→ EXERCISE INSTRUCTIONS
Here are some records. Copy each one exactly.

Extracted records

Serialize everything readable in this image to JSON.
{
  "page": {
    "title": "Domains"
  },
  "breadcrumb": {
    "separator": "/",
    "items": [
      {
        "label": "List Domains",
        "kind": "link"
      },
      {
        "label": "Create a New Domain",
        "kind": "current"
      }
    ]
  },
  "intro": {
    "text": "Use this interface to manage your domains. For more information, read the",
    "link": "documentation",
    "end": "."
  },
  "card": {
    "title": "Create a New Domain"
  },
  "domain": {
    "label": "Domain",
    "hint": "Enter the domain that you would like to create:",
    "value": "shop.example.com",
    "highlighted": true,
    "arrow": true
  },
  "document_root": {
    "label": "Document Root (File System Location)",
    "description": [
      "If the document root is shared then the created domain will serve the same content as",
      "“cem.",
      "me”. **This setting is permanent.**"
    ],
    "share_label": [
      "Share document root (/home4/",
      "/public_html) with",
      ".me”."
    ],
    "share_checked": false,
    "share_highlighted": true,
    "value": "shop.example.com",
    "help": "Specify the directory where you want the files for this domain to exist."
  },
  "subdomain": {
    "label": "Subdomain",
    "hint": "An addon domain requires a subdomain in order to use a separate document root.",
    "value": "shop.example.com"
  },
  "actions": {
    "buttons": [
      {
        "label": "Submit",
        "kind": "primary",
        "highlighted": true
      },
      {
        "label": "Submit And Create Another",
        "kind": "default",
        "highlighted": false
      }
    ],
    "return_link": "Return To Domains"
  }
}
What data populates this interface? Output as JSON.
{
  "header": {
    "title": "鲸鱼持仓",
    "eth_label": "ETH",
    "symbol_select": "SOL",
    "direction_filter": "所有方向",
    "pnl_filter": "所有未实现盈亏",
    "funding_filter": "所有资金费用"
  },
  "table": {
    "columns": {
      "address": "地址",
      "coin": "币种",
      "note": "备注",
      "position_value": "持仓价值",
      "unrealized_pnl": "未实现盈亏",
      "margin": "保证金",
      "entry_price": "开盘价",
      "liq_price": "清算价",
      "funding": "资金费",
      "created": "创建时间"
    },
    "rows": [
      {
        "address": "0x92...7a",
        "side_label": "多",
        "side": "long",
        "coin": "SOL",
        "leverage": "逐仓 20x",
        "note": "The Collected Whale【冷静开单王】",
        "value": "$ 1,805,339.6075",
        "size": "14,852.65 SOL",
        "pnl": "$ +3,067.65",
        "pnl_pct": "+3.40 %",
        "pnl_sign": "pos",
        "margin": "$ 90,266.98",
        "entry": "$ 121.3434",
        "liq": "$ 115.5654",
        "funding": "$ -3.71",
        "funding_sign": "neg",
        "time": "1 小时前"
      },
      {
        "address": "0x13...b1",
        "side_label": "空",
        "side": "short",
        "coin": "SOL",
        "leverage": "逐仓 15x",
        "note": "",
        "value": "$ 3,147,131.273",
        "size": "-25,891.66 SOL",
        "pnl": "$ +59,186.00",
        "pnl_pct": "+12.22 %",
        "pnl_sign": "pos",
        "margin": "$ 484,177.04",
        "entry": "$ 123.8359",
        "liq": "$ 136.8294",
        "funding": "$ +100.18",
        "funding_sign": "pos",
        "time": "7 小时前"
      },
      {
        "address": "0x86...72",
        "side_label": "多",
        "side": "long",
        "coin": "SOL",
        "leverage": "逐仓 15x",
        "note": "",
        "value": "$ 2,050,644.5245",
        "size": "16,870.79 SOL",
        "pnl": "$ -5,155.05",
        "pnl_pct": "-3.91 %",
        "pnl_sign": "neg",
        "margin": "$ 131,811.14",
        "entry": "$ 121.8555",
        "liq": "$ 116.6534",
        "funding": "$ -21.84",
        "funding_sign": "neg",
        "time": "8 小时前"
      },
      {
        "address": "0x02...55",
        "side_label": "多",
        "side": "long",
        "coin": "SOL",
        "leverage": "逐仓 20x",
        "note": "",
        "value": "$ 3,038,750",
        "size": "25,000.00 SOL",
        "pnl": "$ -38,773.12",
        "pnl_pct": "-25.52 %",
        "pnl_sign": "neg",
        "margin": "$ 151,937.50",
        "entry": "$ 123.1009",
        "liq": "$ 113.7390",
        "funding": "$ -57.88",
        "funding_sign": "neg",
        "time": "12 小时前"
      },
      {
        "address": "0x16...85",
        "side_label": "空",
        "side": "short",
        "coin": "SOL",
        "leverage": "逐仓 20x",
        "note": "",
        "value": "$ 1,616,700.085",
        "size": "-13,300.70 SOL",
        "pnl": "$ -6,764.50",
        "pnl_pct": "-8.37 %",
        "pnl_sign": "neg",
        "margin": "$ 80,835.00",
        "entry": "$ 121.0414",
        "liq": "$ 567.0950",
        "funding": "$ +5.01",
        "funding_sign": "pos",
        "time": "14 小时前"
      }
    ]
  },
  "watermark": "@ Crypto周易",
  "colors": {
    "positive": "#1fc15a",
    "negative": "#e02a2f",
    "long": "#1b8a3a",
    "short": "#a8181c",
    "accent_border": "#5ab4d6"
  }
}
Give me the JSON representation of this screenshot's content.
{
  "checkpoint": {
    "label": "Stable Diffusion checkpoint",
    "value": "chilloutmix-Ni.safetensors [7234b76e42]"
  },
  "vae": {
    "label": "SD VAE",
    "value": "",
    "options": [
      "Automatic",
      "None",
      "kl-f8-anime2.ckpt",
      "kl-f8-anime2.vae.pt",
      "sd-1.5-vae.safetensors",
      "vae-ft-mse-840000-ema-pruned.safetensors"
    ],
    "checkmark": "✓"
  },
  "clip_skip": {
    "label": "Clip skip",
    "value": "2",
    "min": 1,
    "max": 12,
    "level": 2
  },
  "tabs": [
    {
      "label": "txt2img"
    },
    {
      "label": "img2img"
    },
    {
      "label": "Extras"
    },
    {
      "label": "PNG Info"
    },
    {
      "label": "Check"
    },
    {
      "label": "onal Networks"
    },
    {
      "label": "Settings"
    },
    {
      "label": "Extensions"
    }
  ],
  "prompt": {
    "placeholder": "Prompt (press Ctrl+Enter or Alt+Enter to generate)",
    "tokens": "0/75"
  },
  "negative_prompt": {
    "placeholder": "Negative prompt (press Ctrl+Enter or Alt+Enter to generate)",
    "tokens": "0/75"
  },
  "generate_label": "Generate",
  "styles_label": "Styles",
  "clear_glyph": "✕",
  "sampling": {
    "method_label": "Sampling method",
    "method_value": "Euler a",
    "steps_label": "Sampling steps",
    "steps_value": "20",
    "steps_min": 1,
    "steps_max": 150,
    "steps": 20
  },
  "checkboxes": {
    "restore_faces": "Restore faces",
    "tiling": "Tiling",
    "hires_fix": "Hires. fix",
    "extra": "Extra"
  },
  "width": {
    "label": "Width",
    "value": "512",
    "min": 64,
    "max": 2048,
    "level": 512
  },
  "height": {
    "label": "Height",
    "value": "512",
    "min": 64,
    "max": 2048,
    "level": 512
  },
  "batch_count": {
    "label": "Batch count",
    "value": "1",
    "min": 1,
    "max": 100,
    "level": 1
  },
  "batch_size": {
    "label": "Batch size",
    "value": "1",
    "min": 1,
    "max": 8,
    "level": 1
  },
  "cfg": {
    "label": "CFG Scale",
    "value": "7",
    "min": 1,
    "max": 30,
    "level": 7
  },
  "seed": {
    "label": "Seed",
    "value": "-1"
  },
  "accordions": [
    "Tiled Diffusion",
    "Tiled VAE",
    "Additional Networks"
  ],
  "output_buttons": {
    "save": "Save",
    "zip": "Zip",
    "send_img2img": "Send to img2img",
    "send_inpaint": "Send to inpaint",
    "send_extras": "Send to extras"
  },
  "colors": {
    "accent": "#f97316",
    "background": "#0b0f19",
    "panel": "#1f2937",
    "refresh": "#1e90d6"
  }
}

→ EXERCISE ANSWER
Serialize everything readable in this image to JSON.
{
  "page": {
    "title": "Domains"
  },
  "breadcrumb": {
    "separator": "/",
    "items": [
      {
        "label": "List Domains",
        "kind": "link"
      },
      {
        "label": "Create a New Domain",
        "kind": "current"
      }
    ]
  },
  "intro": {
    "text": "Use this interface to manage your domains. For more information, read the",
    "link": "documentation",
    "end": "."
  },
  "card": {
    "title": "Create a New Domain"
  },
  "domain": {
    "label": "Domain",
    "hint": "Enter the domain that you would like to create:",
    "value": "shop.example.com",
    "highlighted": true,
    "arrow": true
  },
  "document_root": {
    "label": "Document Root (File System Location)",
    "description": [
      "If the document root is shared then the created domain will serve the same content as",
      "“cem.",
      "me”. **This setting is permanent.**"
    ],
    "share_label": [
      "Share document root (/home4/",
      "/public_html) with",
      ".me”."
    ],
    "share_checked": false,
    "share_highlighted": true,
    "value": "shop.example.com",
    "help": "Specify the directory where you want the files for this domain to exist."
  },
  "subdomain": {
    "label": "Subdomain",
    "hint": "An addon domain requires a subdomain in order to use a separate document root.",
    "value": "shop.example.com"
  },
  "actions": {
    "buttons": [
      {
        "label": "Submit",
        "kind": "primary",
        "highlighted": true
      },
      {
        "label": "Submit And Create Another",
        "kind": "default",
        "highlighted": false
      }
    ],
    "return_link": "Return To Domains"
  }
}
What data populates this interface? Output as JSON.
{
  "header": {
    "title": "鲸鱼持仓",
    "eth_label": "ETH",
    "symbol_select": "SOL",
    "direction_filter": "所有方向",
    "pnl_filter": "所有未实现盈亏",
    "funding_filter": "所有资金费用"
  },
  "table": {
    "columns": {
      "address": "地址",
      "coin": "币种",
      "note": "备注",
      "position_value": "持仓价值",
      "unrealized_pnl": "未实现盈亏",
      "margin": "保证金",
      "entry_price": "开盘价",
      "liq_price": "清算价",
      "funding": "资金费",
      "created": "创建时间"
    },
    "rows": [
      {
        "address": "0x92...7a",
        "side_label": "多",
        "side": "long",
        "coin": "SOL",
        "leverage": "逐仓 20x",
        "note": "The Collected Whale【冷静开单王】",
        "value": "$ 1,805,339.6075",
        "size": "14,852.65 SOL",
        "pnl": "$ +3,067.65",
        "pnl_pct": "+3.40 %",
        "pnl_sign": "pos",
        "margin": "$ 90,266.98",
        "entry": "$ 121.3434",
        "liq": "$ 115.5654",
        "funding": "$ -3.71",
        "funding_sign": "neg",
        "time": "1 小时前"
      },
      {
        "address": "0x13...b1",
        "side_label": "空",
        "side": "short",
        "coin": "SOL",
        "leverage": "逐仓 15x",
        "note": "",
        "value": "$ 3,147,131.273",
        "size": "-25,891.66 SOL",
        "pnl": "$ +59,186.00",
        "pnl_pct": "+12.22 %",
        "pnl_sign": "pos",
        "margin": "$ 484,177.04",
        "entry": "$ 123.8359",
        "liq": "$ 136.8294",
        "funding": "$ +100.18",
        "funding_sign": "pos",
        "time": "7 小时前"
      },
      {
        "address": "0x86...72",
        "side_label": "多",
        "side": "long",
        "coin": "SOL",
        "leverage": "逐仓 15x",
        "note": "",
        "value": "$ 2,050,644.5245",
        "size": "16,870.79 SOL",
        "pnl": "$ -5,155.05",
        "pnl_pct": "-3.91 %",
        "pnl_sign": "neg",
        "margin": "$ 131,811.14",
        "entry": "$ 121.8555",
        "liq": "$ 116.6534",
        "funding": "$ -21.84",
        "funding_sign": "neg",
        "time": "8 小时前"
      },
      {
        "address": "0x02...55",
        "side_label": "多",
        "side": "long",
        "coin": "SOL",
        "leverage": "逐仓 20x",
        "note": "",
        "value": "$ 3,038,750",
        "size": "25,000.00 SOL",
        "pnl": "$ -38,773.12",
        "pnl_pct": "-25.52 %",
        "pnl_sign": "neg",
        "margin": "$ 151,937.50",
        "entry": "$ 123.1009",
        "liq": "$ 113.7390",
        "funding": "$ -57.88",
        "funding_sign": "neg",
        "time": "12 小时前"
      },
      {
        "address": "0x16...85",
        "side_label": "空",
        "side": "short",
        "coin": "SOL",
        "leverage": "逐仓 20x",
        "note": "",
        "value": "$ 1,616,700.085",
        "size": "-13,300.70 SOL",
        "pnl": "$ -6,764.50",
        "pnl_pct": "-8.37 %",
        "pnl_sign": "neg",
        "margin": "$ 80,835.00",
        "entry": "$ 121.0414",
        "liq": "$ 567.0950",
        "funding": "$ +5.01",
        "funding_sign": "pos",
        "time": "14 小时前"
      }
    ]
  },
  "watermark": "@ Crypto周易",
  "colors": {
    "positive": "#1fc15a",
    "negative": "#e02a2f",
    "long": "#1b8a3a",
    "short": "#a8181c",
    "accent_border": "#5ab4d6"
  }
}
Give me the JSON representation of this screenshot's content.
{
  "checkpoint": {
    "label": "Stable Diffusion checkpoint",
    "value": "chilloutmix-Ni.safetensors [7234b76e42]"
  },
  "vae": {
    "label": "SD VAE",
    "value": "",
    "options": [
      "Automatic",
      "None",
      "kl-f8-anime2.ckpt",
      "kl-f8-anime2.vae.pt",
      "sd-1.5-vae.safetensors",
      "vae-ft-mse-840000-ema-pruned.safetensors"
    ],
    "checkmark": "✓"
  },
  "clip_skip": {
    "label": "Clip skip",
    "value": "2",
    "min": 1,
    "max": 12,
    "level": 2
  },
  "tabs": [
    {
      "label": "txt2img"
    },
    {
      "label": "img2img"
    },
    {
      "label": "Extras"
    },
    {
      "label": "PNG Info"
    },
    {
      "label": "Check"
    },
    {
      "label": "onal Networks"
    },
    {
      "label": "Settings"
    },
    {
      "label": "Extensions"
    }
  ],
  "prompt": {
    "placeholder": "Prompt (press Ctrl+Enter or Alt+Enter to generate)",
    "tokens": "0/75"
  },
  "negative_prompt": {
    "placeholder": "Negative prompt (press Ctrl+Enter or Alt+Enter to generate)",
    "tokens": "0/75"
  },
  "generate_label": "Generate",
  "styles_label": "Styles",
  "clear_glyph": "✕",
  "sampling": {
    "method_label": "Sampling method",
    "method_value": "Euler a",
    "steps_label": "Sampling steps",
    "steps_value": "20",
    "steps_min": 1,
    "steps_max": 150,
    "steps": 20
  },
  "checkboxes": {
    "restore_faces": "Restore faces",
    "tiling": "Tiling",
    "hires_fix": "Hires. fix",
    "extra": "Extra"
  },
  "width": {
    "label": "Width",
    "value": "512",
    "min": 64,
    "max": 2048,
    "level": 512
  },
  "height": {
    "label": "Height",
    "value": "512",
    "min": 64,
    "max": 2048,
    "level": 512
  },
  "batch_count": {
    "label": "Batch count",
    "value": "1",
    "min": 1,
    "max": 100,
    "level": 1
  },
  "batch_size": {
    "label": "Batch size",
    "value": "1",
    "min": 1,
    "max": 8,
    "level": 1
  },
  "cfg": {
    "label": "CFG Scale",
    "value": "7",
    "min": 1,
    "max": 30,
    "level": 7
  },
  "seed": {
    "label": "Seed",
    "value": "-1"
  },
  "accordions": [
    "Tiled Diffusion",
    "Tiled VAE",
    "Additional Networks"
  ],
  "output_buttons": {
    "save": "Save",
    "zip": "Zip",
    "send_img2img": "Send to img2img",
    "send_inpaint": "Send to inpaint",
    "send_extras": "Send to extras"
  },
  "colors": {
    "accent": "#f97316",
    "background": "#0b0f19",
    "panel": "#1f2937",
    "refresh": "#1e90d6"
  }
}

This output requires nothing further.